» **TASK BRIEF**
For the word "text", give the number of lines in these entries that contain it, with nothing else.

» **Stored dataset items**
BEGIN

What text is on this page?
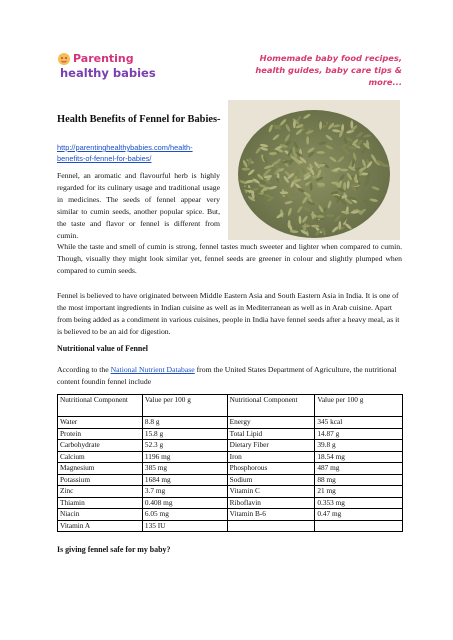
Parenting
healthy babies
Homemade baby food recipes,
health guides, baby care tips & more...
Health Benefits of Fennel for Babies-
http://parentinghealthybabies.com/health-benefits-of-fennel-for-babies/

Fennel, an aromatic and flavourful herb is highly regarded for its culinary usage and traditional usage in medicines. The seeds of fennel appear very similar to cumin seeds, another popular spice. But, the taste and flavor or fennel is different from cumin.

While the taste and smell of cumin is strong, fennel tastes much sweeter and lighter when compared to cumin. Though, visually they might look similar yet, fennel seeds are greener in colour and slightly plumped when compared to cumin seeds.

Fennel is believed to have originated between Middle Eastern Asia and South Eastern Asia in India. It is one of the most important ingredients in Indian cuisine as well as in Mediterranean as well as in Arab cuisine. Apart from being added as a condiment in various cuisines, people in India have fennel seeds after a heavy meal, as it is believed to be an aid for digestion.

Nutritional value of Fennel

According to the National Nutrient Database from the United States Department of Agriculture, the nutritional content foundin fennel include

Nutritional Component	Value per 100 g	Nutritional Component	Value per 100 g
Water	8.8 g	Energy	345 kcal
Protein	15.8 g	Total Lipid	14.87 g
Carbohydrate	52.3 g	Dietary Fiber	39.8 g
Calcium	1196 mg	Iron	18.54 mg
Magnesium	385 mg	Phosphorous	487 mg
Potassium	1684 mg	Sodium	88 mg
Zinc	3.7 mg	Vitamin C	21 mg
Thiamin	0.408 mg	Riboflavin	0.353 mg
Niacin	6.05 mg	Vitamin B-6	0.47 mg
Vitamin A	135 IU		
Is giving fennel safe for my baby?
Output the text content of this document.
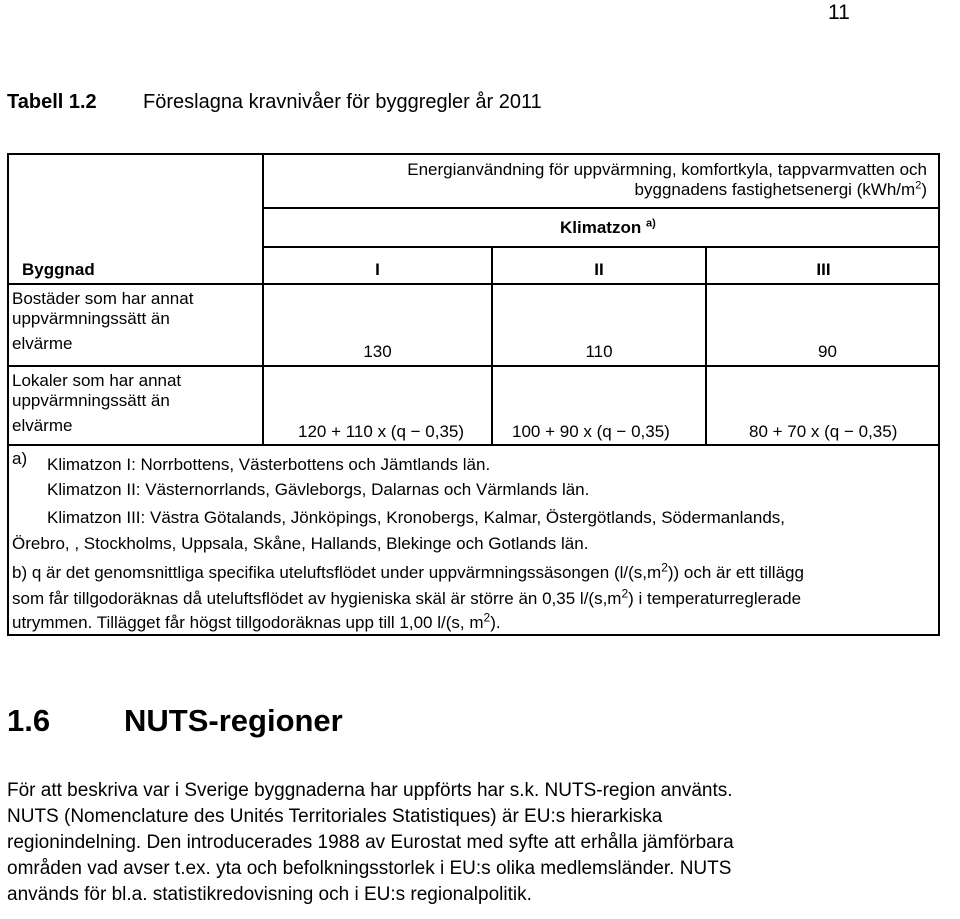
11
Tabell 1.2 Föreslagna kravnivåer för byggregler år 2011
Energianvändning för uppvärmning, komfortkyla, tappvarmvatten och
byggnadens fastighetsenergi $(kWh/m^2)$
Klimatzon $^{a)}$
Byggnad	I	II	III
Bostäder som har annat
uppvärmningssätt än
elvärme	130	110	90
Lokaler som har annat
uppvärmningssätt än
elvärme	120 + 110 x (q − 0,35)	100 + 90 x (q − 0,35)	80 + 70 x (q − 0,35)
a) Klimatzon I: Norrbottens, Västerbottens och Jämtlands län.
Klimatzon II: Västernorrlands, Gävleborgs, Dalarnas och Värmlands län.
Klimatzon III: Västra Götalands, Jönköpings, Kronobergs, Kalmar, Östergötlands, Södermanlands,
Örebro, , Stockholms, Uppsala, Skåne, Hallands, Blekinge och Gotlands län.
b) q är det genomsnittliga specifika uteluftsflödet under uppvärmningssäsongen $(l/(s,m^2))$ och är ett tillägg
som får tillgodoräknas då uteluftsflödet av hygieniska skäl är större än 0,35 $l/(s,m^2)$ i temperaturreglerade
utrymmen. Tillägget får högst tillgodoräknas upp till 1,00 l/(s, $m^2$).
1.6 NUTS-regioner
För att beskriva var i Sverige byggnaderna har uppförts har s.k. NUTS-region använts.
NUTS (Nomenclature des Unités Territoriales Statistiques) är EU:s hierarkiska
regionindelning. Den introducerades 1988 av Eurostat med syfte att erhålla jämförbara
områden vad avser t.ex. yta och befolkningsstorlek i EU:s olika medlemsländer. NUTS
används för bl.a. statistikredovisning och i EU:s regionalpolitik.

END

» **RESULT OF THIS TASK**
2